Saved data entries

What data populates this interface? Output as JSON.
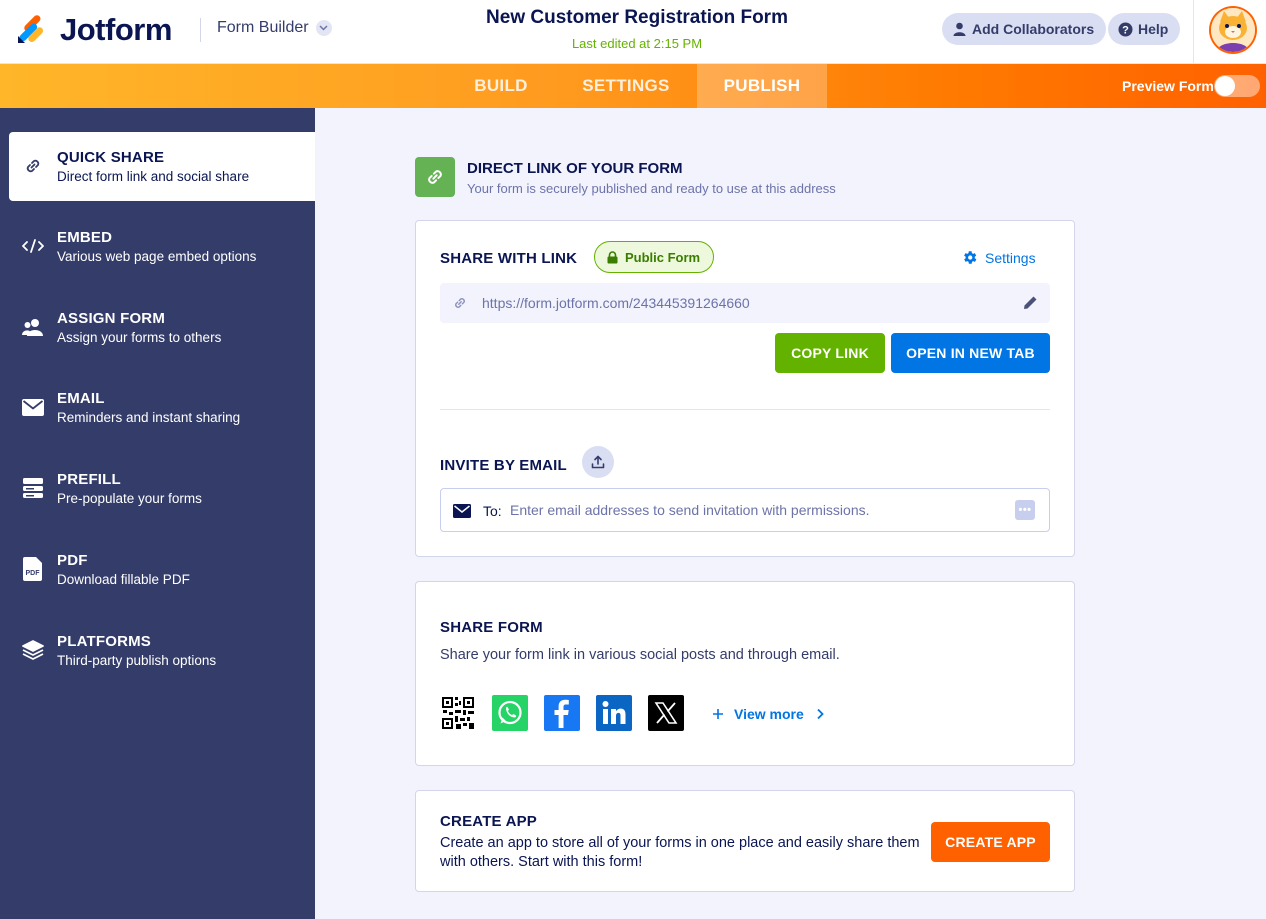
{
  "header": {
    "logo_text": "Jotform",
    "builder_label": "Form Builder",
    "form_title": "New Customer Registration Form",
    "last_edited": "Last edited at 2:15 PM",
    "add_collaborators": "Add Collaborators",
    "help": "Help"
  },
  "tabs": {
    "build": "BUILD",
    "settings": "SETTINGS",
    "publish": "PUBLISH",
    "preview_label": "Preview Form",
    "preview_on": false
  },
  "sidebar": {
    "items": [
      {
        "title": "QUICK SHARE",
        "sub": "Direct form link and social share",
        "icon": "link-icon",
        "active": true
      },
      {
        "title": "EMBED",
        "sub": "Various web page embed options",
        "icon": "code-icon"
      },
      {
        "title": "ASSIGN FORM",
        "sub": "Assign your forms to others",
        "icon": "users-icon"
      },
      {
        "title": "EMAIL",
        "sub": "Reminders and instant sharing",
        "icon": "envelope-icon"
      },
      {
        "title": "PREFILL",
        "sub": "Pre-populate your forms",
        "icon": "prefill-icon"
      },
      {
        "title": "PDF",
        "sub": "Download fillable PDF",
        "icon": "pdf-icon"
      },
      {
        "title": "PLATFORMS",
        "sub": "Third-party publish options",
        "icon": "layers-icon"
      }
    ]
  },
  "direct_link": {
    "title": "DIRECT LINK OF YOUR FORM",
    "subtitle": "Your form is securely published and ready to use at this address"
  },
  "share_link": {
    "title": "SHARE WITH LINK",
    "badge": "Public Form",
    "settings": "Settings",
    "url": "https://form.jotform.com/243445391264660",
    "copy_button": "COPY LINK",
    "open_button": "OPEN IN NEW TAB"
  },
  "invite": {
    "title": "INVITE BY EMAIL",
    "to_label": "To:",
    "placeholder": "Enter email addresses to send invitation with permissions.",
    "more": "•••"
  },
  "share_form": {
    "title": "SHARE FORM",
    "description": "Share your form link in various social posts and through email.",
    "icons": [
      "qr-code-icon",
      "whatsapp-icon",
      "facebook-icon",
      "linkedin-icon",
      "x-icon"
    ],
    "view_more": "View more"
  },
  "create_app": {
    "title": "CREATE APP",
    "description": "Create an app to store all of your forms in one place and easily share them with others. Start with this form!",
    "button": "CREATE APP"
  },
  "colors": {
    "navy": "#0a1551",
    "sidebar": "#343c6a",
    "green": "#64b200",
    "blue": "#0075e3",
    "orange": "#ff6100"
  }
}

### WHAT YOU SHOULD DO
Leave out all pictures, then copy the remaining material exactly.

### TASK SOLUTION
What data populates this interface? Output as JSON.
{
  "header": {
    "logo_text": "Jotform",
    "builder_label": "Form Builder",
    "form_title": "New Customer Registration Form",
    "last_edited": "Last edited at 2:15 PM",
    "add_collaborators": "Add Collaborators",
    "help": "Help"
  },
  "tabs": {
    "build": "BUILD",
    "settings": "SETTINGS",
    "publish": "PUBLISH",
    "preview_label": "Preview Form",
    "preview_on": false
  },
  "sidebar": {
    "items": [
      {
        "title": "QUICK SHARE",
        "sub": "Direct form link and social share",
        "icon": "link-icon",
        "active": true
      },
      {
        "title": "EMBED",
        "sub": "Various web page embed options",
        "icon": "code-icon"
      },
      {
        "title": "ASSIGN FORM",
        "sub": "Assign your forms to others",
        "icon": "users-icon"
      },
      {
        "title": "EMAIL",
        "sub": "Reminders and instant sharing",
        "icon": "envelope-icon"
      },
      {
        "title": "PREFILL",
        "sub": "Pre-populate your forms",
        "icon": "prefill-icon"
      },
      {
        "title": "PDF",
        "sub": "Download fillable PDF",
        "icon": "pdf-icon"
      },
      {
        "title": "PLATFORMS",
        "sub": "Third-party publish options",
        "icon": "layers-icon"
      }
    ]
  },
  "direct_link": {
    "title": "DIRECT LINK OF YOUR FORM",
    "subtitle": "Your form is securely published and ready to use at this address"
  },
  "share_link": {
    "title": "SHARE WITH LINK",
    "badge": "Public Form",
    "settings": "Settings",
    "url": "https://form.jotform.com/243445391264660",
    "copy_button": "COPY LINK",
    "open_button": "OPEN IN NEW TAB"
  },
  "invite": {
    "title": "INVITE BY EMAIL",
    "to_label": "To:",
    "placeholder": "Enter email addresses to send invitation with permissions.",
    "more": "•••"
  },
  "share_form": {
    "title": "SHARE FORM",
    "description": "Share your form link in various social posts and through email.",
    "icons": [
      "qr-code-icon",
      "whatsapp-icon",
      "facebook-icon",
      "linkedin-icon",
      "x-icon"
    ],
    "view_more": "View more"
  },
  "create_app": {
    "title": "CREATE APP",
    "description": "Create an app to store all of your forms in one place and easily share them with others. Start with this form!",
    "button": "CREATE APP"
  },
  "colors": {
    "navy": "#0a1551",
    "sidebar": "#343c6a",
    "green": "#64b200",
    "blue": "#0075e3",
    "orange": "#ff6100"
  }
}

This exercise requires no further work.